COMPITI RICHIESTI:
1. Stabilisci se le affermazioni (a), (b) e (c) concordano con il brano sull'Eucaristia in San Benedetto. Per ciascuna rispondi sì o no e cita testualmente le parole del brano che lo decidono.
(a) Il capitolo 62° della Regola si intitola «I sacerdoti del monastero».
(b) Il novizio depone la sua scheda di professione su un altare mobile.
(c) Il lettore di settimana riceve la benedizione prima della S. Messa.
2. Scrivi il seguito del brano sull'Eucaristia in San Benedetto, riprendendo subito dopo la sua ultima frase.

BRANO DI PARTENZA:
□ □ □ □ □

Anziché giudicare questa prassi come meno pia, è bene dire di essa ciò che Agostino dice della Comunione quotidiana: «Ille honorando non audet quotidie sumere, et ille honorando non audet ullo die praetermittere» (Uno per devozione e omaggio per il SS. Sacramento non osa tralasciarla ogni giorno, un altro proprio per la venerazione che porta al SS. Sacramento non si permette di riceverla ogni giorno).

2. L’Eucaristia in San Benedetto

San Benedetto prevede la celebrazione della S. Messa in monastero. Il capitolo 62° della sua Regola «I sacerdoti del monastero» parla dell’ordinazione sacerdotale del monaco, il quale a causa del ministero dell’Altare viene tolto dal suo rango. Il che si verifica in modo evidente quando il monaco-sacerdote presiede o concelebra l’Eucaristia. Ancora, San Benedetto parla dell’Eucaristia a proposito della Professione del monaco. Egli prevede un altare fisso, su cui il novizio depone la sua scheda di professione, redatta in nome dei Santi le cui reliquie si conservano su quello stesso altare. In altro luogo della S. Regola si accenna all’Eucaristia (cap. 38°) quando S. Benedetto prevede che il lettore di settimana riceva la benedizione dopo la S. Messa e S. Comunione.

□ □ □ □ □

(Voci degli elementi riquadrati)
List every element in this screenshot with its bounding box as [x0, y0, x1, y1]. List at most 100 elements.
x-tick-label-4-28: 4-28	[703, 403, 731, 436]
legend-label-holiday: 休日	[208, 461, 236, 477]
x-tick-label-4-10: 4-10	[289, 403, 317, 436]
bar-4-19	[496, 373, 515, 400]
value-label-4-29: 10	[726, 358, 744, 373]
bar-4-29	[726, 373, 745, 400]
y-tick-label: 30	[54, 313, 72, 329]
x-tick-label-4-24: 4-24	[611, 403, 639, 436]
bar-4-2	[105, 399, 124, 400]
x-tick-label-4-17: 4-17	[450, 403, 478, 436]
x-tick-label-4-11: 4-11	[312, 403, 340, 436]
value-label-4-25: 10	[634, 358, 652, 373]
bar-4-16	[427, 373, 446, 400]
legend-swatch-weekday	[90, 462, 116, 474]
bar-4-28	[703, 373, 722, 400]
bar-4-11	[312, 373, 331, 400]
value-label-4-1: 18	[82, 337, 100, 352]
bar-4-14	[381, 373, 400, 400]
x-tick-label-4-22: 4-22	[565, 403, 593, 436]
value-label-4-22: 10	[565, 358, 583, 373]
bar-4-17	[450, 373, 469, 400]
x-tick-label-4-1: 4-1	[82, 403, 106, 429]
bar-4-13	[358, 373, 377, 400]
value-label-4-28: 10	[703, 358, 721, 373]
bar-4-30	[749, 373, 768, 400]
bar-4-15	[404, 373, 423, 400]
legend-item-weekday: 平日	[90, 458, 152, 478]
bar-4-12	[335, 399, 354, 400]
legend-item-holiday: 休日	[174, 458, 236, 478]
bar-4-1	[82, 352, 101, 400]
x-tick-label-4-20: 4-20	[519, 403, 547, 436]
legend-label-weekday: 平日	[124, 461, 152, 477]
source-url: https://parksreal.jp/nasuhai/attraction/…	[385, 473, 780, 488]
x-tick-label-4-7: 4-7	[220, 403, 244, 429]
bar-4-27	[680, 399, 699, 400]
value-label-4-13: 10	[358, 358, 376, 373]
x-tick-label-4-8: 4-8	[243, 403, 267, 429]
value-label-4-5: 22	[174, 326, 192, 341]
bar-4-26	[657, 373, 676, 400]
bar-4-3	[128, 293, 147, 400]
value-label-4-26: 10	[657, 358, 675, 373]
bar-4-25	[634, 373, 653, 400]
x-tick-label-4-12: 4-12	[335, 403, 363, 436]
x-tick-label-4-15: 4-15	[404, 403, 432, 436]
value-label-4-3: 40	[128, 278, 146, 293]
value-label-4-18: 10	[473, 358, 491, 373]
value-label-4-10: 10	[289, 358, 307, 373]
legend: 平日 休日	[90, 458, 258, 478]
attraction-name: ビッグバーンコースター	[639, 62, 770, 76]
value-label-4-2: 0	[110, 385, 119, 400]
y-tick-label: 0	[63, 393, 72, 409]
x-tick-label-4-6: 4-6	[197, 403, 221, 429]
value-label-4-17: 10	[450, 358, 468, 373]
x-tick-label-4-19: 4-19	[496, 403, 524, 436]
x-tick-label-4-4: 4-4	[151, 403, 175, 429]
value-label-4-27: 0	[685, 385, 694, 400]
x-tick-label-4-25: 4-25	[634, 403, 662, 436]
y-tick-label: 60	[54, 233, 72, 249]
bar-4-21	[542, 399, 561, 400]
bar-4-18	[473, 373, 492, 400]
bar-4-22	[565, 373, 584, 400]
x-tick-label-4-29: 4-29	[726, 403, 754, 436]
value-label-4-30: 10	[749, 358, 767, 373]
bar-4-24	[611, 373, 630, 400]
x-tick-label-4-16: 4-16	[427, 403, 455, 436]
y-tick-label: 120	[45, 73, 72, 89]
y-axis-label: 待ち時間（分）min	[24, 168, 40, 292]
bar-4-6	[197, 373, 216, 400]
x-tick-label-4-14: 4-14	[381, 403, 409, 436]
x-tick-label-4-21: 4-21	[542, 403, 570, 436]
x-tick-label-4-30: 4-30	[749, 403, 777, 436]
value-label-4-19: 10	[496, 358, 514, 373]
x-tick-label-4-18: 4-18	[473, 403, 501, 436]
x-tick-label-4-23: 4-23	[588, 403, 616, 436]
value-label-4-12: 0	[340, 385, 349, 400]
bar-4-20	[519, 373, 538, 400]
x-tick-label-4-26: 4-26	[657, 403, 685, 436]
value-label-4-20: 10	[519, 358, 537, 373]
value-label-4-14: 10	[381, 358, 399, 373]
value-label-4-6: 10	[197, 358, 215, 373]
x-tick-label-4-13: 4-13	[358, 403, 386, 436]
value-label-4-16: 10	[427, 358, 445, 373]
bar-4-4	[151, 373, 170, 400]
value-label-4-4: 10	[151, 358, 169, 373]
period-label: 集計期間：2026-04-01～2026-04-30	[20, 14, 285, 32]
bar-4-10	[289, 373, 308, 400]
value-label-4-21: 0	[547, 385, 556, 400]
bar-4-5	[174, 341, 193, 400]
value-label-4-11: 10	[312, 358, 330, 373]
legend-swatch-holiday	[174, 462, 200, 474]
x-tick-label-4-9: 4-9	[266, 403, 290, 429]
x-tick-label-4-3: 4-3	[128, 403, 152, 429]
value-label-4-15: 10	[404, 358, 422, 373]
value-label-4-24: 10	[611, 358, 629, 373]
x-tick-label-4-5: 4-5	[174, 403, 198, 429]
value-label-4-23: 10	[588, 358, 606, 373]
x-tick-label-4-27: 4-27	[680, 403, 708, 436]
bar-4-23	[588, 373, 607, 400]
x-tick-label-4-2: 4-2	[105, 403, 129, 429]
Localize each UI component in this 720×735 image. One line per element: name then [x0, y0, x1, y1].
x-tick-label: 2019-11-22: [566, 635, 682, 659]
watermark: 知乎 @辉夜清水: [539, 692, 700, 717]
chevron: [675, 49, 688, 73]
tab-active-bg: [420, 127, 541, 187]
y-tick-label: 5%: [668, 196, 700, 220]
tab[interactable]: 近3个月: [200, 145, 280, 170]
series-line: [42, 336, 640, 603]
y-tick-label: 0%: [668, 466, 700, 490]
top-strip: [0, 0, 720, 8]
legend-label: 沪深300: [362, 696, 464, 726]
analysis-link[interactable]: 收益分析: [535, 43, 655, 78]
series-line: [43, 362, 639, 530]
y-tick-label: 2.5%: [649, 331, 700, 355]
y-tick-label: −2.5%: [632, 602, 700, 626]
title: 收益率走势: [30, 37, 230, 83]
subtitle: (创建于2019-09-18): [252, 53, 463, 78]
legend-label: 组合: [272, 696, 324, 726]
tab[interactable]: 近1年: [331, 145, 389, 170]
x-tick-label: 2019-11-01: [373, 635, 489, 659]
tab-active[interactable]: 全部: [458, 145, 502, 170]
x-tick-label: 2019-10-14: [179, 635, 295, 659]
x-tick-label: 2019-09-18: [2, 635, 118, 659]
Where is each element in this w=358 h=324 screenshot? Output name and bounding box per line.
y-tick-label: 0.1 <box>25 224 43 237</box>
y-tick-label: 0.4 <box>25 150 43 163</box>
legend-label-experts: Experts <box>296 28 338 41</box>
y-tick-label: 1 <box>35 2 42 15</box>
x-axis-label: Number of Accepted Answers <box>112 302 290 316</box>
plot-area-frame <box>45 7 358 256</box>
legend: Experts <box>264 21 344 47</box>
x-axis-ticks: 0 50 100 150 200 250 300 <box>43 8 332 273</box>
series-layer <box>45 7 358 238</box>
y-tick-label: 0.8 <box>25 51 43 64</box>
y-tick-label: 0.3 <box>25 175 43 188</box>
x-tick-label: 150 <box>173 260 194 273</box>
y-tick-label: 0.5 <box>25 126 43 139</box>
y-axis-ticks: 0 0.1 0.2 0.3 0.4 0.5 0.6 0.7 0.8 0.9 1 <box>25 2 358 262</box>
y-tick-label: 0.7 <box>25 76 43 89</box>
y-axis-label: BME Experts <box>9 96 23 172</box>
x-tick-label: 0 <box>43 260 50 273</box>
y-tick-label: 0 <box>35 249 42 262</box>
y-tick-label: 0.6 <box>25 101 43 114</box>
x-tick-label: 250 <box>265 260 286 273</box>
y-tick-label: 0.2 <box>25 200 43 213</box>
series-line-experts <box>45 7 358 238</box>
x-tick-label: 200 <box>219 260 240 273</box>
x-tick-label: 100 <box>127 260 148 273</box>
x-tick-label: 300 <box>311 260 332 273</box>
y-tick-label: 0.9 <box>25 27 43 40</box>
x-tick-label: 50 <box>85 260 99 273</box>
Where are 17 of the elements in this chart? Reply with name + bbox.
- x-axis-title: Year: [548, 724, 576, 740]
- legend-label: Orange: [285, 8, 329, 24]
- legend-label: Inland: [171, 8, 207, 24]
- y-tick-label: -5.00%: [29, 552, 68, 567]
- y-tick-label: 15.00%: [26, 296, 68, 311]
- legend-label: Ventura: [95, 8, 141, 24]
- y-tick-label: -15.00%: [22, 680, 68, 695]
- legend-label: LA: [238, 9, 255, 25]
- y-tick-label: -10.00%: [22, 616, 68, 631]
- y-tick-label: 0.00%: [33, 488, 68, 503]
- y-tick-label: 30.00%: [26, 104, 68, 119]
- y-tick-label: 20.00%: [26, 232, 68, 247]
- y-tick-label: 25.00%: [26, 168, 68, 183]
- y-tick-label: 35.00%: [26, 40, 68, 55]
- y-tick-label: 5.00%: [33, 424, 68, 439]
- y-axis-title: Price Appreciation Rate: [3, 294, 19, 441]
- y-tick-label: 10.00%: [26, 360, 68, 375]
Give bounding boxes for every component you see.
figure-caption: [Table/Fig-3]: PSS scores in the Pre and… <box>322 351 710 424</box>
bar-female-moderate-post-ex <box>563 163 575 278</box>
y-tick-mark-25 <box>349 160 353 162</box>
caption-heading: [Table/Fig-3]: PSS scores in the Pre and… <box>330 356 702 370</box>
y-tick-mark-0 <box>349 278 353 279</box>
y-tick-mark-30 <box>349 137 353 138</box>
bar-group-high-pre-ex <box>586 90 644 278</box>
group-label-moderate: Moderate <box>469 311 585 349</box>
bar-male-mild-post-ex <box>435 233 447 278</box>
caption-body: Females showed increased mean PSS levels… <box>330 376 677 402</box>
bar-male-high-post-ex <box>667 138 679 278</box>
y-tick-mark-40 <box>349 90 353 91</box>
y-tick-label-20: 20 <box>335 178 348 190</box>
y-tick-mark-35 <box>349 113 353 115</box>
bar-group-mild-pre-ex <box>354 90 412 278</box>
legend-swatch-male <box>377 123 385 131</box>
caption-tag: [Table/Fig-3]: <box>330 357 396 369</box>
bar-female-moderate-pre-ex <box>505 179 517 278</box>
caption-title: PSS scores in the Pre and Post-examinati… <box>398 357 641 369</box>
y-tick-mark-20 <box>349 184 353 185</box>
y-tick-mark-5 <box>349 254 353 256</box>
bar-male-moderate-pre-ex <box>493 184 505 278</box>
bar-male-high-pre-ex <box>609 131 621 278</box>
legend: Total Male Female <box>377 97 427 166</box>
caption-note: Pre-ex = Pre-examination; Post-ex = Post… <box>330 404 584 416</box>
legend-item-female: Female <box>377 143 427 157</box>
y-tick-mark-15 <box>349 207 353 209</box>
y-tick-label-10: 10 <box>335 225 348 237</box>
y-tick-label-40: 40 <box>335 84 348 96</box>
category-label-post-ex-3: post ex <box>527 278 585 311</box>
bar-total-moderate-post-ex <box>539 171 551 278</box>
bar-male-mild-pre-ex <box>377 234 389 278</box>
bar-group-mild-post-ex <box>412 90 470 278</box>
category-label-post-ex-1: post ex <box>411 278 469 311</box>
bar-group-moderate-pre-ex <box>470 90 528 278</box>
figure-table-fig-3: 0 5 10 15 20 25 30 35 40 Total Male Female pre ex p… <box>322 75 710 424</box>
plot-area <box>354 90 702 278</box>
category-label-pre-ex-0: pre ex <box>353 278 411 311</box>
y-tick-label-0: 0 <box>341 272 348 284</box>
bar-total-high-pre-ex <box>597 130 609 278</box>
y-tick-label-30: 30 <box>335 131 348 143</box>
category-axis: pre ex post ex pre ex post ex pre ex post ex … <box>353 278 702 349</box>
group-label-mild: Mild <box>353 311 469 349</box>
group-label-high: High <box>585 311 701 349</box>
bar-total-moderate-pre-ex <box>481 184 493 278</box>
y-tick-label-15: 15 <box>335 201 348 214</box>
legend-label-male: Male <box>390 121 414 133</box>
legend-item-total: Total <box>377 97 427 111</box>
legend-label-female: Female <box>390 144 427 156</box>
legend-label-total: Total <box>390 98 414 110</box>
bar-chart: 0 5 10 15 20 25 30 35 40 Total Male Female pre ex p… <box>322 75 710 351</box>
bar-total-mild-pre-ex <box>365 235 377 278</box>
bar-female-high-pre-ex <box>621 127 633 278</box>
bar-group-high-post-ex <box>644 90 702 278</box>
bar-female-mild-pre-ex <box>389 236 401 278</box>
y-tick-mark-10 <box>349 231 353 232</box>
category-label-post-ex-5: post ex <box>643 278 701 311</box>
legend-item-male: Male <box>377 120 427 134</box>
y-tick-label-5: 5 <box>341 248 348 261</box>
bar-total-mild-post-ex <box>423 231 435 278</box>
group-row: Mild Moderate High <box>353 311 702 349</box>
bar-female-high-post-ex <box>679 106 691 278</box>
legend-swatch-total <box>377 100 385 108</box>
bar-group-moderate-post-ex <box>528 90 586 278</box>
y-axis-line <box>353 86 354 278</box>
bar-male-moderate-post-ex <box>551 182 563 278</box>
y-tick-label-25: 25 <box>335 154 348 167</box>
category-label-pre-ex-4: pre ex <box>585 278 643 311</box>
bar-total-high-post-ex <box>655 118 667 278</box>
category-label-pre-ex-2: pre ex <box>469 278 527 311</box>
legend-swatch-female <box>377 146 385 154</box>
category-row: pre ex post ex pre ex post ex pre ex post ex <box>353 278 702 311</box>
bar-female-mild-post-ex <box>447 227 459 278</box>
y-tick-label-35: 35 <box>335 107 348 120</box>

□ □ □ □ □

RISPOSTE FORNITE:
1.
(a) Sì: «Il capitolo 62° della sua Regola «I sacerdoti del monastero» parla dell'ordinazione sacerdotale del monaco».
(b) No: «Egli prevede un altare fisso, su cui il novizio depone la sua scheda di professione».
(c) No: «il lettore di settimana riceva la benedizione dopo la S. Messa e S. Comunione».

2.
La S. Comunione viene menzionata due volte nella S. Regola e precisamente, una prima volta nel cap. 38°: « II lettore prenderà un po’di vino a causa della Comunione». Si trattava di una abluzione, come spiega la Regola del Maestro che al cap. 24° dice: «II lettore dopo la S. Messa prenderà un po’ di vino perché non abbia a sputare il Sacramento». Probabilmente la Comunione di allora non avveniva come ai nostri giorni con l’Ostia sottilissima, ma con un Pane e quindi per evitare che restassero frammenti in bocca, prima che uno cominciasse a leggere, si sciacquava la bocca.

La seconda volta si trova menzionata nel capitolo 63°, dove San Benedetto stabilisce che i fratelli si presentino all’amplesso di pace e alla Comunione secondo l’ordine stabilito dall’abate.

Un altro accenno alla S. Messa lo si trova al cap. 59° dove dice che i genitori che offrono i loro figli a Dio nel monastero « avvolgeranno la loro petizione nel velo dell’altare insieme alle oblate ».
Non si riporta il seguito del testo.